### Directive
Reproduce the records below in full and word for word, excluding pictures.

### Extracted entries
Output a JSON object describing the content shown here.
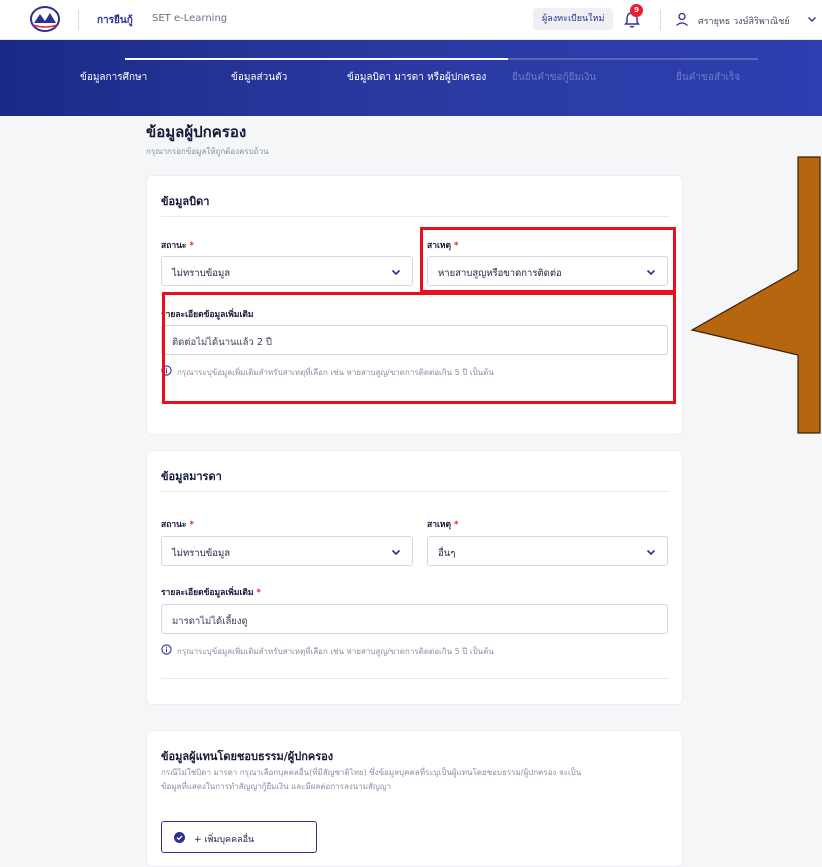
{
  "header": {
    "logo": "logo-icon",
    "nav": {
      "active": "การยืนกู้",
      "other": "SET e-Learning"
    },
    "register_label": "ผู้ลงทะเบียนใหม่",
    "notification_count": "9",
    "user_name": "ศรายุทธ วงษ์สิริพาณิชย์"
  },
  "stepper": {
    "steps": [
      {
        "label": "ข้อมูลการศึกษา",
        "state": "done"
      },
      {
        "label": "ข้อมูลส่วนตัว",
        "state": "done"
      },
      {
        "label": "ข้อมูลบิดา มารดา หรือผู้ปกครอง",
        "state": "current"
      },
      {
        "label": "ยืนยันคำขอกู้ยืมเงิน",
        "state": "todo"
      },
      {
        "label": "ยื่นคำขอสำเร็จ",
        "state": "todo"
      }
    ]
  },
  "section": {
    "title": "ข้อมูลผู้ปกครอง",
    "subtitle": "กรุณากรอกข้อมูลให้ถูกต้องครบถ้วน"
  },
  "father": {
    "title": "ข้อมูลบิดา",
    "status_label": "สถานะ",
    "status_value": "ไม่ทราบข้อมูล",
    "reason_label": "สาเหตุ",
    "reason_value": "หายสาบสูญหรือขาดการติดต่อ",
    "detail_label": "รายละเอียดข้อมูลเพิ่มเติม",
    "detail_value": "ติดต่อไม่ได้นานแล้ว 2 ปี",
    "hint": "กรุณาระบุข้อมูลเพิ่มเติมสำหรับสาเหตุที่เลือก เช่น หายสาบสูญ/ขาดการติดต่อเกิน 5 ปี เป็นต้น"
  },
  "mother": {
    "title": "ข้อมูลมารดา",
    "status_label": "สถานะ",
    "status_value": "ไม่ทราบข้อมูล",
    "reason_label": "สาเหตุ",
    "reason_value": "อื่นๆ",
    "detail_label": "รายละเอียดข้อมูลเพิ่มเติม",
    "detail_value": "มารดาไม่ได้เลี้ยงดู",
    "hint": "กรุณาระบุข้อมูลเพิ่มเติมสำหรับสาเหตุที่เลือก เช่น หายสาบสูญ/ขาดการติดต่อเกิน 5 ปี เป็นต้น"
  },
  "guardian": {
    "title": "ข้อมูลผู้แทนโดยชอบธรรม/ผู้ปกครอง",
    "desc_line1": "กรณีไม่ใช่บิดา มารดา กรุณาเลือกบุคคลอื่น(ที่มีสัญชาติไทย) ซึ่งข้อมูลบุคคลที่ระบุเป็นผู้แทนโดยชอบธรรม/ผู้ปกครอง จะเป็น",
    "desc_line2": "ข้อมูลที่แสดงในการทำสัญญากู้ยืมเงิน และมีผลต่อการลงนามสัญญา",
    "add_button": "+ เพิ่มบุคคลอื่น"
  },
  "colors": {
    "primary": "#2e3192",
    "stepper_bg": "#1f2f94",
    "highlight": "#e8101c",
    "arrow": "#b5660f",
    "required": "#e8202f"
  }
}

### Output for this exercise
Output a JSON object describing the content shown here.
{
  "header": {
    "logo": "logo-icon",
    "nav": {
      "active": "การยืนกู้",
      "other": "SET e-Learning"
    },
    "register_label": "ผู้ลงทะเบียนใหม่",
    "notification_count": "9",
    "user_name": "ศรายุทธ วงษ์สิริพาณิชย์"
  },
  "stepper": {
    "steps": [
      {
        "label": "ข้อมูลการศึกษา",
        "state": "done"
      },
      {
        "label": "ข้อมูลส่วนตัว",
        "state": "done"
      },
      {
        "label": "ข้อมูลบิดา มารดา หรือผู้ปกครอง",
        "state": "current"
      },
      {
        "label": "ยืนยันคำขอกู้ยืมเงิน",
        "state": "todo"
      },
      {
        "label": "ยื่นคำขอสำเร็จ",
        "state": "todo"
      }
    ]
  },
  "section": {
    "title": "ข้อมูลผู้ปกครอง",
    "subtitle": "กรุณากรอกข้อมูลให้ถูกต้องครบถ้วน"
  },
  "father": {
    "title": "ข้อมูลบิดา",
    "status_label": "สถานะ",
    "status_value": "ไม่ทราบข้อมูล",
    "reason_label": "สาเหตุ",
    "reason_value": "หายสาบสูญหรือขาดการติดต่อ",
    "detail_label": "รายละเอียดข้อมูลเพิ่มเติม",
    "detail_value": "ติดต่อไม่ได้นานแล้ว 2 ปี",
    "hint": "กรุณาระบุข้อมูลเพิ่มเติมสำหรับสาเหตุที่เลือก เช่น หายสาบสูญ/ขาดการติดต่อเกิน 5 ปี เป็นต้น"
  },
  "mother": {
    "title": "ข้อมูลมารดา",
    "status_label": "สถานะ",
    "status_value": "ไม่ทราบข้อมูล",
    "reason_label": "สาเหตุ",
    "reason_value": "อื่นๆ",
    "detail_label": "รายละเอียดข้อมูลเพิ่มเติม",
    "detail_value": "มารดาไม่ได้เลี้ยงดู",
    "hint": "กรุณาระบุข้อมูลเพิ่มเติมสำหรับสาเหตุที่เลือก เช่น หายสาบสูญ/ขาดการติดต่อเกิน 5 ปี เป็นต้น"
  },
  "guardian": {
    "title": "ข้อมูลผู้แทนโดยชอบธรรม/ผู้ปกครอง",
    "desc_line1": "กรณีไม่ใช่บิดา มารดา กรุณาเลือกบุคคลอื่น(ที่มีสัญชาติไทย) ซึ่งข้อมูลบุคคลที่ระบุเป็นผู้แทนโดยชอบธรรม/ผู้ปกครอง จะเป็น",
    "desc_line2": "ข้อมูลที่แสดงในการทำสัญญากู้ยืมเงิน และมีผลต่อการลงนามสัญญา",
    "add_button": "+ เพิ่มบุคคลอื่น"
  },
  "colors": {
    "primary": "#2e3192",
    "stepper_bg": "#1f2f94",
    "highlight": "#e8101c",
    "arrow": "#b5660f",
    "required": "#e8202f"
  }
}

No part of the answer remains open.